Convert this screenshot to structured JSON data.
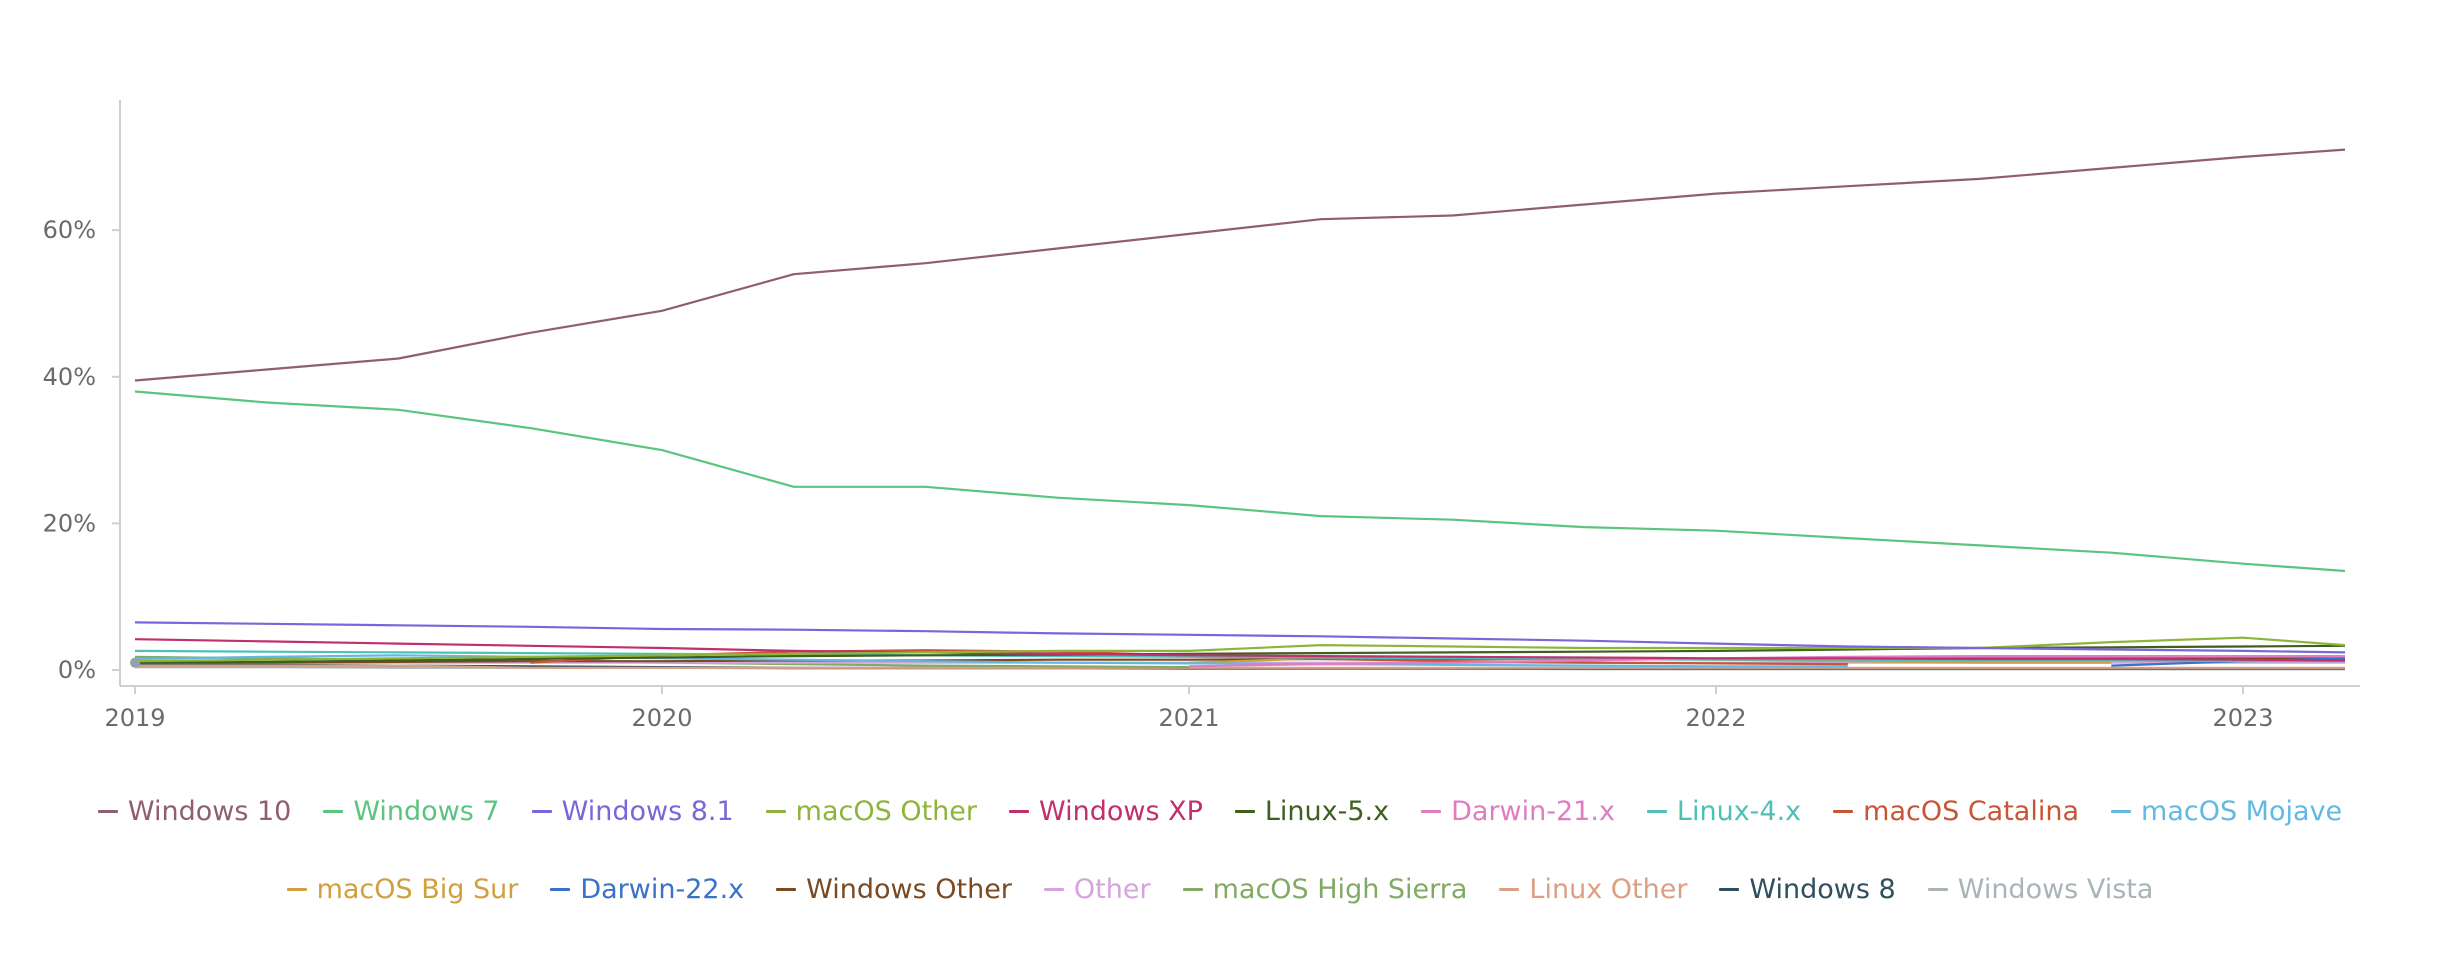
{
  "chart_data": {
    "type": "line",
    "x_axis_ticks": [
      "2019",
      "2020",
      "2021",
      "2022",
      "2023"
    ],
    "y_axis_ticks": [
      "0%",
      "20%",
      "40%",
      "60%"
    ],
    "xlim": [
      "2019-01",
      "2023-04"
    ],
    "ylim": [
      0,
      78
    ],
    "grid": false,
    "legend_position": "bottom",
    "x": [
      "2019-01",
      "2019-04",
      "2019-07",
      "2019-10",
      "2020-01",
      "2020-04",
      "2020-07",
      "2020-10",
      "2021-01",
      "2021-04",
      "2021-07",
      "2021-10",
      "2022-01",
      "2022-04",
      "2022-07",
      "2022-10",
      "2023-01",
      "2023-04"
    ],
    "series": [
      {
        "name": "Windows 10",
        "color": "#8f5f6e",
        "values": [
          39.5,
          41,
          42.5,
          46,
          49,
          54,
          55.5,
          57.5,
          59.5,
          61.5,
          62,
          63.5,
          65,
          66,
          67,
          68.5,
          70,
          71
        ]
      },
      {
        "name": "Windows 7",
        "color": "#5bc47e",
        "values": [
          38,
          36.5,
          35.5,
          33,
          30,
          25,
          25,
          23.5,
          22.5,
          21,
          20.5,
          19.5,
          19,
          18,
          17,
          16,
          14.5,
          13.5
        ]
      },
      {
        "name": "Windows 8.1",
        "color": "#7a66d9",
        "values": [
          6.5,
          6.3,
          6.1,
          5.9,
          5.6,
          5.5,
          5.3,
          5.0,
          4.8,
          4.6,
          4.3,
          4.0,
          3.6,
          3.2,
          3.0,
          2.8,
          2.6,
          2.4
        ]
      },
      {
        "name": "macOS Other",
        "color": "#8db53c",
        "values": [
          1.2,
          1.4,
          1.6,
          1.8,
          2.0,
          2.2,
          2.4,
          2.6,
          2.6,
          3.4,
          3.2,
          3.0,
          3.0,
          3.0,
          3.0,
          3.8,
          4.4,
          3.4
        ]
      },
      {
        "name": "Windows XP",
        "color": "#c0306d",
        "values": [
          4.2,
          3.9,
          3.6,
          3.3,
          3.0,
          2.6,
          2.4,
          2.2,
          2.0,
          1.9,
          1.8,
          1.7,
          1.6,
          1.6,
          1.5,
          1.5,
          1.4,
          1.3
        ]
      },
      {
        "name": "Linux-5.x",
        "color": "#3f5f1e",
        "values": [
          1.0,
          1.1,
          1.3,
          1.5,
          1.7,
          1.9,
          2.0,
          2.1,
          2.2,
          2.3,
          2.4,
          2.5,
          2.6,
          2.8,
          3.0,
          3.1,
          3.2,
          3.3
        ]
      },
      {
        "name": "Darwin-21.x",
        "color": "#e07cc1",
        "values": [
          null,
          null,
          null,
          null,
          null,
          null,
          null,
          null,
          0.5,
          0.8,
          1.0,
          1.3,
          1.6,
          1.8,
          1.9,
          1.9,
          1.9,
          1.9
        ]
      },
      {
        "name": "Linux-4.x",
        "color": "#4fc0b8",
        "values": [
          2.6,
          2.5,
          2.4,
          2.3,
          2.2,
          2.1,
          2.0,
          1.9,
          1.8,
          1.7,
          1.6,
          1.5,
          1.4,
          1.4,
          1.3,
          1.3,
          1.2,
          1.2
        ]
      },
      {
        "name": "macOS Catalina",
        "color": "#c75536",
        "values": [
          null,
          null,
          null,
          1.0,
          2.0,
          2.5,
          2.7,
          2.5,
          2.0,
          1.5,
          1.2,
          1.0,
          0.9,
          0.8,
          null,
          null,
          null,
          null
        ]
      },
      {
        "name": "macOS Mojave",
        "color": "#61b9e2",
        "values": [
          1.5,
          1.8,
          2.0,
          1.8,
          1.6,
          1.4,
          1.2,
          1.0,
          0.9,
          0.8,
          0.7,
          0.6,
          0.5,
          0.5,
          null,
          null,
          null,
          null
        ]
      },
      {
        "name": "macOS Big Sur",
        "color": "#d0a03f",
        "values": [
          null,
          null,
          null,
          null,
          null,
          null,
          null,
          null,
          1.0,
          1.6,
          1.8,
          1.6,
          1.4,
          1.2,
          1.0,
          1.0,
          null,
          null
        ]
      },
      {
        "name": "Darwin-22.x",
        "color": "#3a72c6",
        "values": [
          null,
          null,
          null,
          null,
          null,
          null,
          null,
          null,
          null,
          null,
          null,
          null,
          null,
          null,
          null,
          0.6,
          1.2,
          1.6
        ]
      },
      {
        "name": "Windows Other",
        "color": "#7a4a23",
        "values": [
          1.0,
          1.0,
          1.1,
          1.2,
          1.2,
          1.3,
          1.3,
          1.4,
          1.4,
          1.5,
          1.5,
          1.5,
          1.5,
          1.6,
          1.6,
          1.6,
          1.6,
          1.6
        ]
      },
      {
        "name": "Other",
        "color": "#d6a3df",
        "values": [
          1.0,
          1.0,
          1.0,
          1.0,
          1.0,
          1.0,
          1.0,
          1.0,
          1.0,
          1.0,
          1.0,
          1.0,
          1.0,
          1.0,
          1.0,
          1.0,
          1.0,
          1.0
        ]
      },
      {
        "name": "macOS High Sierra",
        "color": "#82a966",
        "values": [
          1.8,
          1.6,
          1.4,
          1.2,
          1.0,
          0.8,
          0.6,
          0.5,
          0.4,
          null,
          null,
          null,
          null,
          null,
          null,
          null,
          null,
          null
        ]
      },
      {
        "name": "Linux Other",
        "color": "#dba083",
        "values": [
          0.6,
          0.6,
          0.6,
          0.3,
          0.3,
          0.3,
          0.3,
          0.3,
          0.3,
          0.3,
          0.3,
          0.3,
          0.3,
          0.3,
          0.3,
          0.3,
          0.3,
          0.3
        ]
      },
      {
        "name": "Windows 8",
        "color": "#2f4f5e",
        "values": [
          0.8,
          0.7,
          0.6,
          0.5,
          0.4,
          0.3,
          0.3,
          0.3,
          0.2,
          0.2,
          0.2,
          0.2,
          0.2,
          0.2,
          0.2,
          0.2,
          0.2,
          0.2
        ]
      },
      {
        "name": "Windows Vista",
        "color": "#a8b4b8",
        "values": [
          0.4,
          0.4,
          0.3,
          0.3,
          0.3,
          0.2,
          0.2,
          0.2,
          0.2,
          0.2,
          0.2,
          0.1,
          0.1,
          0.1,
          0.1,
          0.1,
          0.1,
          0.1
        ]
      }
    ]
  }
}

***

▶ Task instructions: Check every line of the data above for the string "macOS", and copy those that have it.

▶ Solution:
        "name": "macOS Other",
        "name": "macOS Catalina",
        "name": "macOS Mojave",
        "name": "macOS Big Sur",
        "name": "macOS High Sierra",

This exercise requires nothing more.